§ **Written exercise**:
Type the records out again in full, exactly.
>> start
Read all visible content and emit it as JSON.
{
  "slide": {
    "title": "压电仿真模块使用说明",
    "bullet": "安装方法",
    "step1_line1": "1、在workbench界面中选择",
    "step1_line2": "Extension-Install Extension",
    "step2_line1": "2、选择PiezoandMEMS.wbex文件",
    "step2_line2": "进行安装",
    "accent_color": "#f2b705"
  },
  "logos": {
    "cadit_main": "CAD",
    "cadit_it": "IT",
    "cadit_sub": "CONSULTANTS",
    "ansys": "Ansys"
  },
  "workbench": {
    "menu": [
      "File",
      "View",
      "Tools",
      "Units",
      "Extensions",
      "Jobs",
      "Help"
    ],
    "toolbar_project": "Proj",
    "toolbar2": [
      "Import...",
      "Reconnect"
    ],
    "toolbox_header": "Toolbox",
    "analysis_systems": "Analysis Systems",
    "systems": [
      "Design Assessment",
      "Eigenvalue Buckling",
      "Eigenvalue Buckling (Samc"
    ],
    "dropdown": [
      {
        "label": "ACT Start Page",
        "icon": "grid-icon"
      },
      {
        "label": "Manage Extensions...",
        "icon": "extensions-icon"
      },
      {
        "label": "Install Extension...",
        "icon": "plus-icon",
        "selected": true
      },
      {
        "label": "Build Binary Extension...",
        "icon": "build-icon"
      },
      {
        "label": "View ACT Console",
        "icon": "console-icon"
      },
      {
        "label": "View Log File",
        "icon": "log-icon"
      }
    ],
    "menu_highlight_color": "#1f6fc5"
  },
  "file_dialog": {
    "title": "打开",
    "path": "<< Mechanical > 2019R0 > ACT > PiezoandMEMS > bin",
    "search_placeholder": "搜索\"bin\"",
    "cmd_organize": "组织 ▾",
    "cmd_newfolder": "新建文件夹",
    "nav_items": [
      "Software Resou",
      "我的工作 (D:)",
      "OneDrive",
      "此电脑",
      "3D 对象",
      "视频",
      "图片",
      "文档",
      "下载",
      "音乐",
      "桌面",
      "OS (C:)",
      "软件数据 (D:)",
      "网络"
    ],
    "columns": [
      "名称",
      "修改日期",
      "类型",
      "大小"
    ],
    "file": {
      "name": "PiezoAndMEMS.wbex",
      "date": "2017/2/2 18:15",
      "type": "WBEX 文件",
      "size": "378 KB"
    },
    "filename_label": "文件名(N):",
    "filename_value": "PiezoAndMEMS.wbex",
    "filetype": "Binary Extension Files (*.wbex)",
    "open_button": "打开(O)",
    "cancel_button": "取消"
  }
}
>> end
§ **Answer below**:
Read all visible content and emit it as JSON.
{
  "slide": {
    "title": "压电仿真模块使用说明",
    "bullet": "安装方法",
    "step1_line1": "1、在workbench界面中选择",
    "step1_line2": "Extension-Install Extension",
    "step2_line1": "2、选择PiezoandMEMS.wbex文件",
    "step2_line2": "进行安装",
    "accent_color": "#f2b705"
  },
  "logos": {
    "cadit_main": "CAD",
    "cadit_it": "IT",
    "cadit_sub": "CONSULTANTS",
    "ansys": "Ansys"
  },
  "workbench": {
    "menu": [
      "File",
      "View",
      "Tools",
      "Units",
      "Extensions",
      "Jobs",
      "Help"
    ],
    "toolbar_project": "Proj",
    "toolbar2": [
      "Import...",
      "Reconnect"
    ],
    "toolbox_header": "Toolbox",
    "analysis_systems": "Analysis Systems",
    "systems": [
      "Design Assessment",
      "Eigenvalue Buckling",
      "Eigenvalue Buckling (Samc"
    ],
    "dropdown": [
      {
        "label": "ACT Start Page",
        "icon": "grid-icon"
      },
      {
        "label": "Manage Extensions...",
        "icon": "extensions-icon"
      },
      {
        "label": "Install Extension...",
        "icon": "plus-icon",
        "selected": true
      },
      {
        "label": "Build Binary Extension...",
        "icon": "build-icon"
      },
      {
        "label": "View ACT Console",
        "icon": "console-icon"
      },
      {
        "label": "View Log File",
        "icon": "log-icon"
      }
    ],
    "menu_highlight_color": "#1f6fc5"
  },
  "file_dialog": {
    "title": "打开",
    "path": "<< Mechanical > 2019R0 > ACT > PiezoandMEMS > bin",
    "search_placeholder": "搜索\"bin\"",
    "cmd_organize": "组织 ▾",
    "cmd_newfolder": "新建文件夹",
    "nav_items": [
      "Software Resou",
      "我的工作 (D:)",
      "OneDrive",
      "此电脑",
      "3D 对象",
      "视频",
      "图片",
      "文档",
      "下载",
      "音乐",
      "桌面",
      "OS (C:)",
      "软件数据 (D:)",
      "网络"
    ],
    "columns": [
      "名称",
      "修改日期",
      "类型",
      "大小"
    ],
    "file": {
      "name": "PiezoAndMEMS.wbex",
      "date": "2017/2/2 18:15",
      "type": "WBEX 文件",
      "size": "378 KB"
    },
    "filename_label": "文件名(N):",
    "filename_value": "PiezoAndMEMS.wbex",
    "filetype": "Binary Extension Files (*.wbex)",
    "open_button": "打开(O)",
    "cancel_button": "取消"
  }
}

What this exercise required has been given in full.